Reading passage:
Research

Summer 2010 Research Experience for Undergraduates (REU) Program [website]
Autonomous Surface Vehicle
Mentors: Dr. Eric Akers, Ben Panzer, Kyle Byers and Jerome Mitchell
Center for Remote Sensing of Ice Sheets (CReSIS), University of Kansas

Abstract
Sensors such as the Moderate Resolution Imaging Spectroradiometer(MODIS) and Sea-viewing Wide Field of View Sensor(SeaWiFS),require limited human efforts in acquiring data on water quality. However, these have associated errors with calibration due to the assumption of uniformity in pixel data. Surface vehicles with GPS have the capability of resolving this uncertainty by collecting geographically referenced data to enable accurate tracking of changes within and between pixels. The purpose of this research was to build a prototype surface (Autonomous Surface Vehicle) that can navigate and collect continuous water samples in order to complement data from MODIS and SeaWiFS. The vehicle is routed using gyro and GPS, motor control, coordination of temperature sensor for data storage by an SD card is performed by a programmed microcontroller board. Testing was carried out on a pond close to the center(CReSIS) and data on temperature was collected from GPS locations.Future work would focus on increasing sensor integrations and enabling buoy mode to allow for multiple data sets to make results more meaningful.

2009-2010 Undergraduate Research Team CRISM [website]
Creating a Program in Mat Lab to Classify CRISM Data
Members: Joyce Bevins, MyAsia Reid, Justin Deloatch
Mentor: Dr Eric Akers

Key Terms:
Mineral (Reflectance) spectroscopy
Oxidized iron minerals
Mafic mineralogy
Hydroxlated sillicates
Bound water Kitoto

Abstract
Creating a Program in Mat Lab to Classify CRISM Data For years many people have had questions concerning Mars atmosphere climate, and surface. If water had ever existed on Mars and if so where and when did the water occur? Is Mars suitable for life? Can there be human exploration and colonization on Mars? NASA uses it’s high tech seeking instrument known as CRISM (The Compact Reconnaissance Imaging Spectrometer for Mars) to trace the past and present water on Martian Mars to try and answer these questions that have yet to be fully answered. The CRISM instrument is sent to Mars to take images of Mars surface in search for minerals that may indicate that water is present.

Work to be completed: According to the Autonomous Surface Vehicle abstract on the research page, why can a surface vehicle with GPS improve on data from MODIS and SeaWiFS? Answer in one to three sentences. Rely on the research page alone for this.

Dataset section:
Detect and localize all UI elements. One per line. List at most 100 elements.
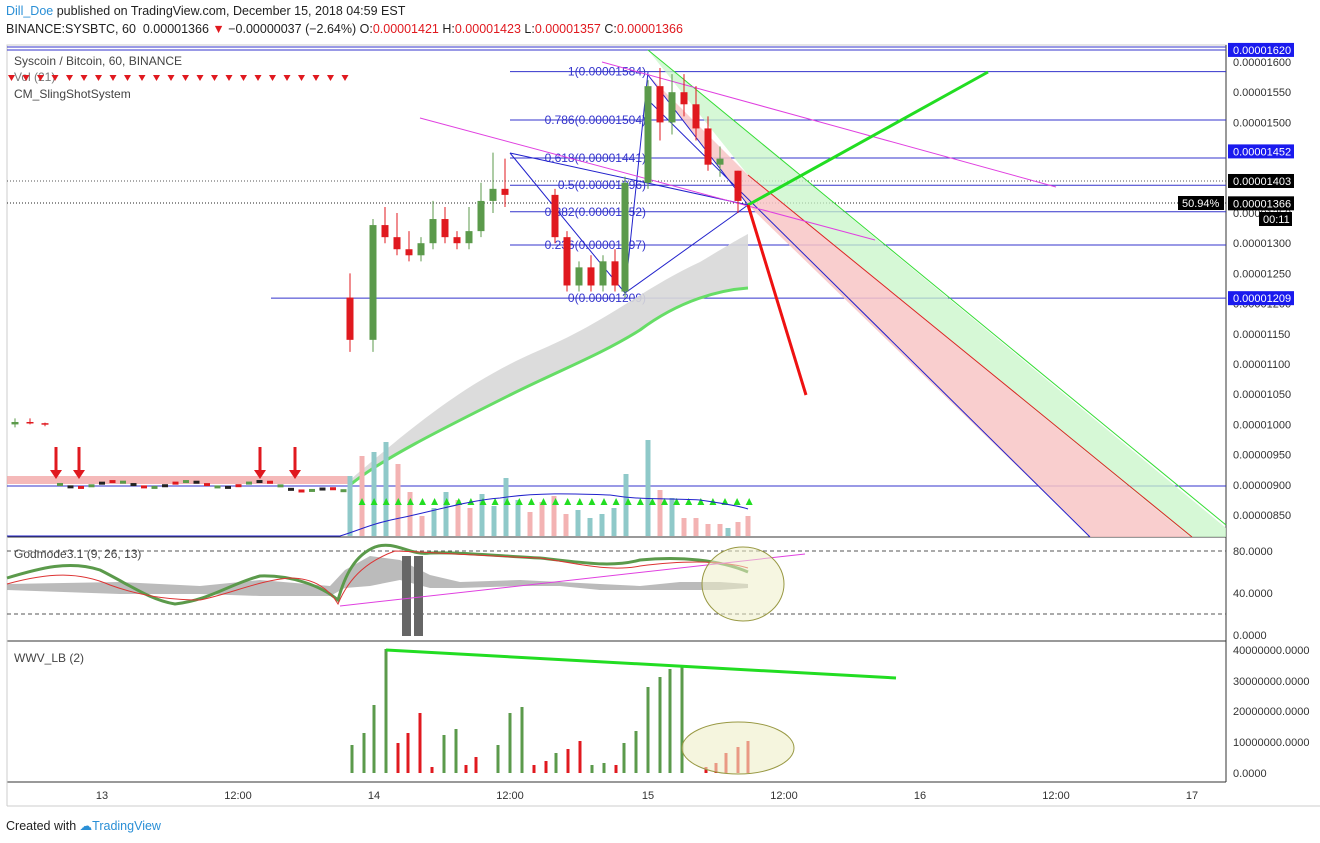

Answer in full: Those sensors have calibration errors because they assume the data within each pixel is uniform. A surface vehicle with GPS collects geographically referenced data, which allows accurate tracking of changes within and between pixels and so resolves that uncertainty.